YOUR OBJECTIVE:
Repeat all the records exactly, omitting pictures.

[Rows from a figure dataset]
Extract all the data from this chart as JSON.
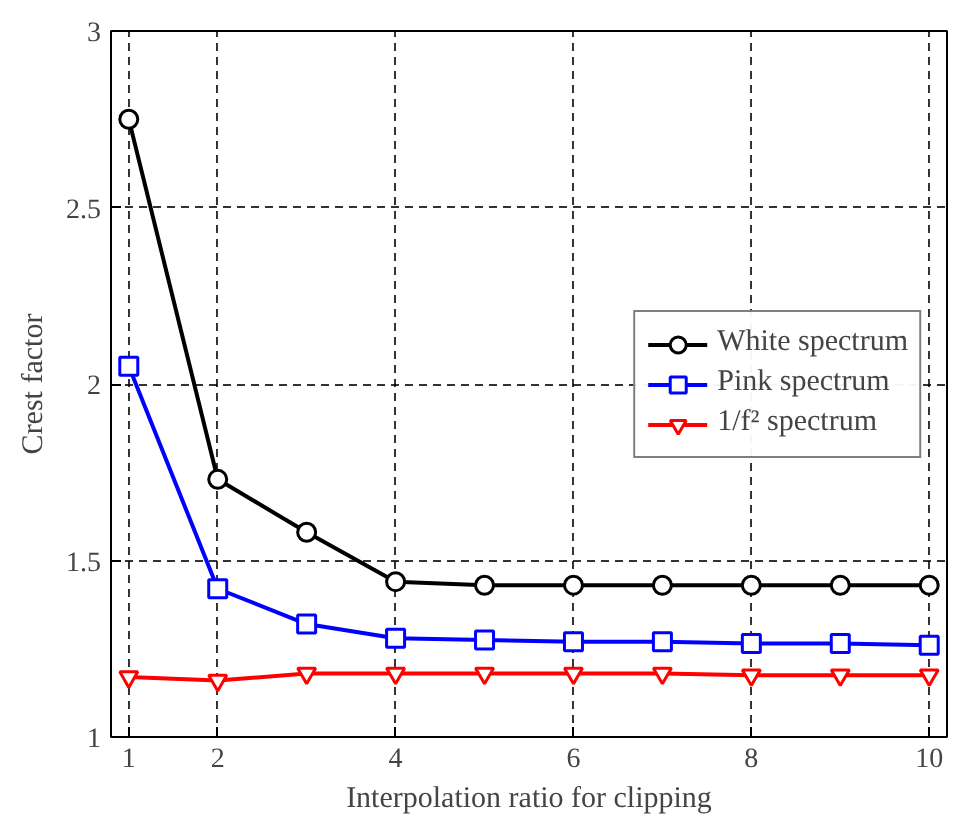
{
  "chart_data": {
    "type": "line",
    "xlabel": "Interpolation ratio for clipping",
    "ylabel": "Crest factor",
    "x": [
      1,
      2,
      3,
      4,
      5,
      6,
      7,
      8,
      9,
      10
    ],
    "xlim": [
      0.8,
      10.2
    ],
    "xticks": [
      1,
      2,
      4,
      6,
      8,
      10
    ],
    "ylim": [
      1,
      3
    ],
    "yticks": [
      1,
      1.5,
      2,
      2.5,
      3
    ],
    "grid": true,
    "legend": "right",
    "line_style": "solid",
    "series": [
      {
        "name": "White spectrum",
        "color": "#000000",
        "marker": "circle",
        "values": [
          2.75,
          1.73,
          1.58,
          1.44,
          1.43,
          1.43,
          1.43,
          1.43,
          1.43,
          1.43
        ]
      },
      {
        "name": "Pink spectrum",
        "color": "#0000ff",
        "marker": "square",
        "values": [
          2.05,
          1.42,
          1.32,
          1.28,
          1.275,
          1.27,
          1.27,
          1.265,
          1.265,
          1.26
        ]
      },
      {
        "name": "1/f² spectrum",
        "color": "#ff0000",
        "marker": "triangle",
        "values": [
          1.17,
          1.16,
          1.18,
          1.18,
          1.18,
          1.18,
          1.18,
          1.175,
          1.175,
          1.175
        ]
      }
    ]
  }
}
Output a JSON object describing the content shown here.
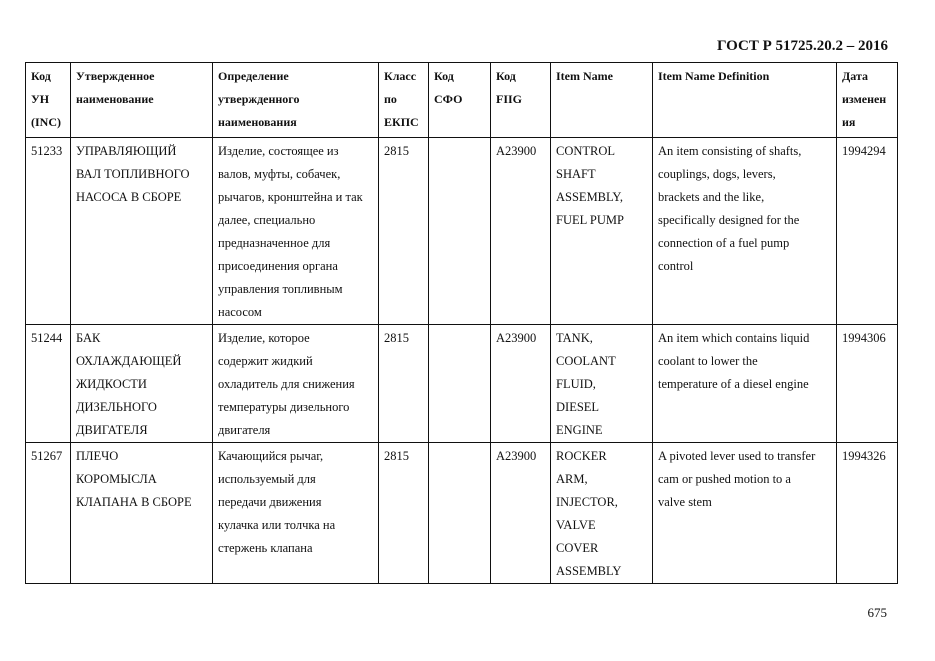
{
  "header": {
    "standard": "ГОСТ Р 51725.20.2 – 2016"
  },
  "page_number": "675",
  "table": {
    "columns": [
      [
        "Код",
        "УН",
        "(INC)"
      ],
      [
        "Утвержденное",
        "наименование"
      ],
      [
        "Определение",
        "утвержденного",
        "наименования"
      ],
      [
        "Класс",
        "по",
        "ЕКПС"
      ],
      [
        "Код",
        "СФО"
      ],
      [
        "Код",
        "FIIG"
      ],
      [
        "Item Name"
      ],
      [
        "Item Name Definition"
      ],
      [
        "Дата",
        "изменен",
        "ия"
      ]
    ],
    "rows": [
      [
        [
          "51233"
        ],
        [
          "УПРАВЛЯЮЩИЙ",
          "ВАЛ ТОПЛИВНОГО",
          "НАСОСА В СБОРЕ"
        ],
        [
          "Изделие, состоящее из",
          "валов, муфты, собачек,",
          "рычагов, кронштейна и так",
          "далее, специально",
          "предназначенное для",
          "присоединения органа",
          "управления топливным",
          "насосом"
        ],
        [
          "2815"
        ],
        [],
        [
          "A23900"
        ],
        [
          "CONTROL",
          "SHAFT",
          "ASSEMBLY,",
          "FUEL PUMP"
        ],
        [
          "An item consisting of shafts,",
          "couplings, dogs, levers,",
          "brackets and the like,",
          "specifically designed for the",
          "connection of a fuel pump",
          "control"
        ],
        [
          "1994294"
        ]
      ],
      [
        [
          "51244"
        ],
        [
          "БАК",
          "ОХЛАЖДАЮЩЕЙ",
          "ЖИДКОСТИ",
          "ДИЗЕЛЬНОГО",
          "ДВИГАТЕЛЯ"
        ],
        [
          "Изделие, которое",
          "содержит жидкий",
          "охладитель для снижения",
          "температуры дизельного",
          "двигателя"
        ],
        [
          "2815"
        ],
        [],
        [
          "A23900"
        ],
        [
          "TANK,",
          "COOLANT",
          "FLUID,",
          "DIESEL",
          "ENGINE"
        ],
        [
          "An item which contains liquid",
          "coolant to lower the",
          "temperature of a diesel engine"
        ],
        [
          "1994306"
        ]
      ],
      [
        [
          "51267"
        ],
        [
          "ПЛЕЧО",
          "КОРОМЫСЛА",
          "КЛАПАНА В СБОРЕ"
        ],
        [
          "Качающийся рычаг,",
          "используемый для",
          "передачи движения",
          "кулачка или толчка на",
          "стержень клапана"
        ],
        [
          "2815"
        ],
        [],
        [
          "A23900"
        ],
        [
          "ROCKER",
          "ARM,",
          "INJECTOR,",
          "VALVE",
          "COVER",
          "ASSEMBLY"
        ],
        [
          "A pivoted lever used to transfer",
          "cam or pushed motion to a",
          "valve stem"
        ],
        [
          "1994326"
        ]
      ]
    ]
  }
}
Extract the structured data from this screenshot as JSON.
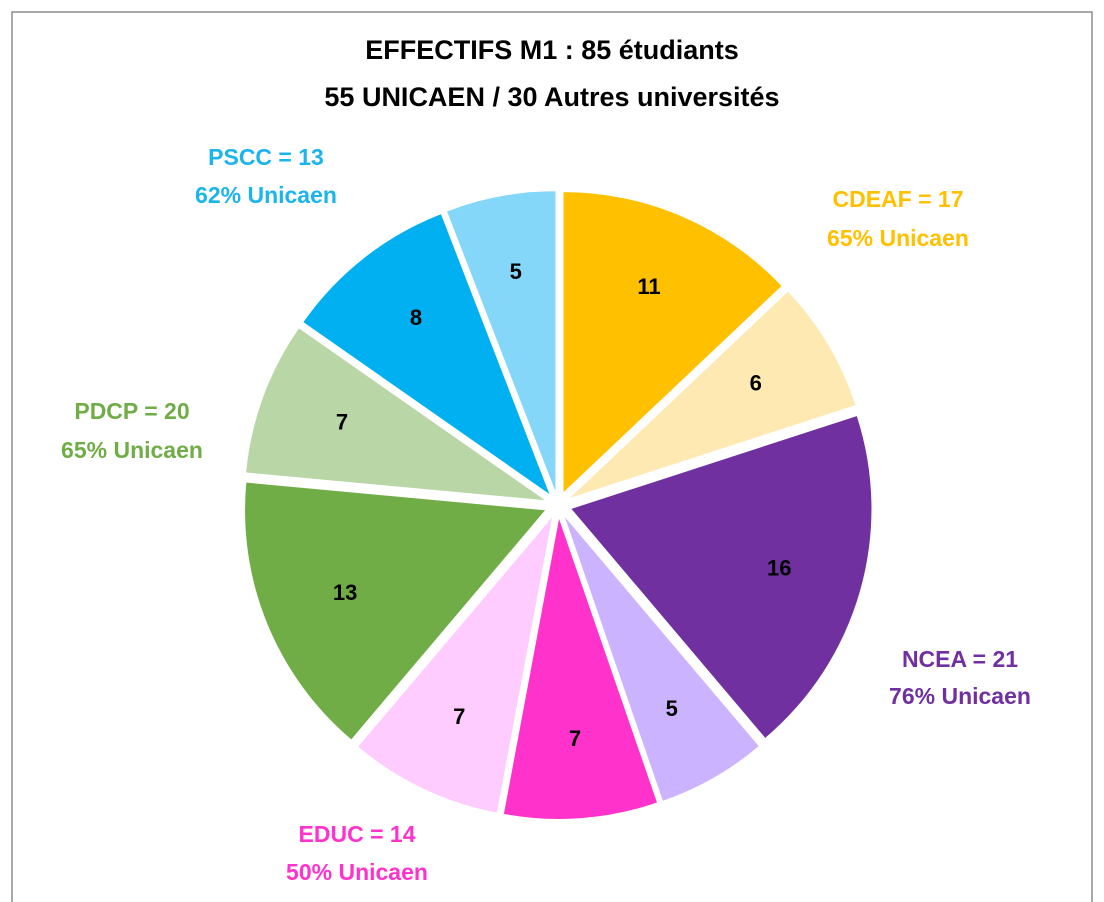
{
  "chart_data": {
    "type": "pie",
    "title": "EFFECTIFS M1 : 85 étudiants",
    "subtitle": "55 UNICAEN / 30 Autres universités",
    "values": [
      11,
      6,
      16,
      5,
      7,
      7,
      13,
      7,
      8,
      5
    ],
    "colors": [
      "#FFC000",
      "#FFE9B3",
      "#7030A0",
      "#CCB3FF",
      "#FF33CC",
      "#FFCCFF",
      "#70AD47",
      "#B9D7A6",
      "#00B0F0",
      "#84D7F8"
    ],
    "groups": [
      {
        "label": "CDEAF = 17",
        "sublabel": "65% Unicaen",
        "color": "#FFC000"
      },
      {
        "label": "NCEA = 21",
        "sublabel": "76% Unicaen",
        "color": "#7030A0"
      },
      {
        "label": "EDUC = 14",
        "sublabel": "50% Unicaen",
        "color": "#FF33CC"
      },
      {
        "label": "PDCP = 20",
        "sublabel": "65% Unicaen",
        "color": "#70AD47"
      },
      {
        "label": "PSCC = 13",
        "sublabel": "62% Unicaen",
        "color": "#1CB4EC"
      }
    ]
  }
}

RESPONSE BELOW:
Extract all the data from this chart as JSON.
{
  "chart_data": {
    "type": "line",
    "xlabel": "Interpolation ratio for clipping",
    "ylabel": "Crest factor",
    "x": [
      1,
      2,
      3,
      4,
      5,
      6,
      7,
      8,
      9,
      10
    ],
    "xlim": [
      0.8,
      10.2
    ],
    "xticks": [
      1,
      2,
      4,
      6,
      8,
      10
    ],
    "ylim": [
      1,
      3
    ],
    "yticks": [
      1,
      1.5,
      2,
      2.5,
      3
    ],
    "grid": true,
    "legend": "right",
    "line_style": "solid",
    "series": [
      {
        "name": "White spectrum",
        "color": "#000000",
        "marker": "circle",
        "values": [
          2.75,
          1.73,
          1.58,
          1.44,
          1.43,
          1.43,
          1.43,
          1.43,
          1.43,
          1.43
        ]
      },
      {
        "name": "Pink spectrum",
        "color": "#0000ff",
        "marker": "square",
        "values": [
          2.05,
          1.42,
          1.32,
          1.28,
          1.275,
          1.27,
          1.27,
          1.265,
          1.265,
          1.26
        ]
      },
      {
        "name": "1/f² spectrum",
        "color": "#ff0000",
        "marker": "triangle",
        "values": [
          1.17,
          1.16,
          1.18,
          1.18,
          1.18,
          1.18,
          1.18,
          1.175,
          1.175,
          1.175
        ]
      }
    ]
  }
}
Output a JSON object describing the content shown here.
{
  "header": {
    "standard": "ГОСТ Р 51725.20.2 – 2016"
  },
  "page_number": "675",
  "table": {
    "columns": [
      [
        "Код",
        "УН",
        "(INC)"
      ],
      [
        "Утвержденное",
        "наименование"
      ],
      [
        "Определение",
        "утвержденного",
        "наименования"
      ],
      [
        "Класс",
        "по",
        "ЕКПС"
      ],
      [
        "Код",
        "СФО"
      ],
      [
        "Код",
        "FIIG"
      ],
      [
        "Item Name"
      ],
      [
        "Item Name Definition"
      ],
      [
        "Дата",
        "изменен",
        "ия"
      ]
    ],
    "rows": [
      [
        [
          "51233"
        ],
        [
          "УПРАВЛЯЮЩИЙ",
          "ВАЛ ТОПЛИВНОГО",
          "НАСОСА В СБОРЕ"
        ],
        [
          "Изделие, состоящее из",
          "валов, муфты, собачек,",
          "рычагов, кронштейна и так",
          "далее, специально",
          "предназначенное для",
          "присоединения органа",
          "управления топливным",
          "насосом"
        ],
        [
          "2815"
        ],
        [],
        [
          "A23900"
        ],
        [
          "CONTROL",
          "SHAFT",
          "ASSEMBLY,",
          "FUEL PUMP"
        ],
        [
          "An item consisting of shafts,",
          "couplings, dogs, levers,",
          "brackets and the like,",
          "specifically designed for the",
          "connection of a fuel pump",
          "control"
        ],
        [
          "1994294"
        ]
      ],
      [
        [
          "51244"
        ],
        [
          "БАК",
          "ОХЛАЖДАЮЩЕЙ",
          "ЖИДКОСТИ",
          "ДИЗЕЛЬНОГО",
          "ДВИГАТЕЛЯ"
        ],
        [
          "Изделие, которое",
          "содержит жидкий",
          "охладитель для снижения",
          "температуры дизельного",
          "двигателя"
        ],
        [
          "2815"
        ],
        [],
        [
          "A23900"
        ],
        [
          "TANK,",
          "COOLANT",
          "FLUID,",
          "DIESEL",
          "ENGINE"
        ],
        [
          "An item which contains liquid",
          "coolant to lower the",
          "temperature of a diesel engine"
        ],
        [
          "1994306"
        ]
      ],
      [
        [
          "51267"
        ],
        [
          "ПЛЕЧО",
          "КОРОМЫСЛА",
          "КЛАПАНА В СБОРЕ"
        ],
        [
          "Качающийся рычаг,",
          "используемый для",
          "передачи движения",
          "кулачка или толчка на",
          "стержень клапана"
        ],
        [
          "2815"
        ],
        [],
        [
          "A23900"
        ],
        [
          "ROCKER",
          "ARM,",
          "INJECTOR,",
          "VALVE",
          "COVER",
          "ASSEMBLY"
        ],
        [
          "A pivoted lever used to transfer",
          "cam or pushed motion to a",
          "valve stem"
        ],
        [
          "1994326"
        ]
      ]
    ]
  }
}
Extract the structured data from this screenshot as JSON.
{
  "chart_data": {
    "type": "pie",
    "title": "EFFECTIFS M1 : 85 étudiants",
    "subtitle": "55 UNICAEN / 30 Autres universités",
    "values": [
      11,
      6,
      16,
      5,
      7,
      7,
      13,
      7,
      8,
      5
    ],
    "colors": [
      "#FFC000",
      "#FFE9B3",
      "#7030A0",
      "#CCB3FF",
      "#FF33CC",
      "#FFCCFF",
      "#70AD47",
      "#B9D7A6",
      "#00B0F0",
      "#84D7F8"
    ],
    "groups": [
      {
        "label": "CDEAF = 17",
        "sublabel": "65% Unicaen",
        "color": "#FFC000"
      },
      {
        "label": "NCEA = 21",
        "sublabel": "76% Unicaen",
        "color": "#7030A0"
      },
      {
        "label": "EDUC = 14",
        "sublabel": "50% Unicaen",
        "color": "#FF33CC"
      },
      {
        "label": "PDCP = 20",
        "sublabel": "65% Unicaen",
        "color": "#70AD47"
      },
      {
        "label": "PSCC = 13",
        "sublabel": "62% Unicaen",
        "color": "#1CB4EC"
      }
    ]
  }
}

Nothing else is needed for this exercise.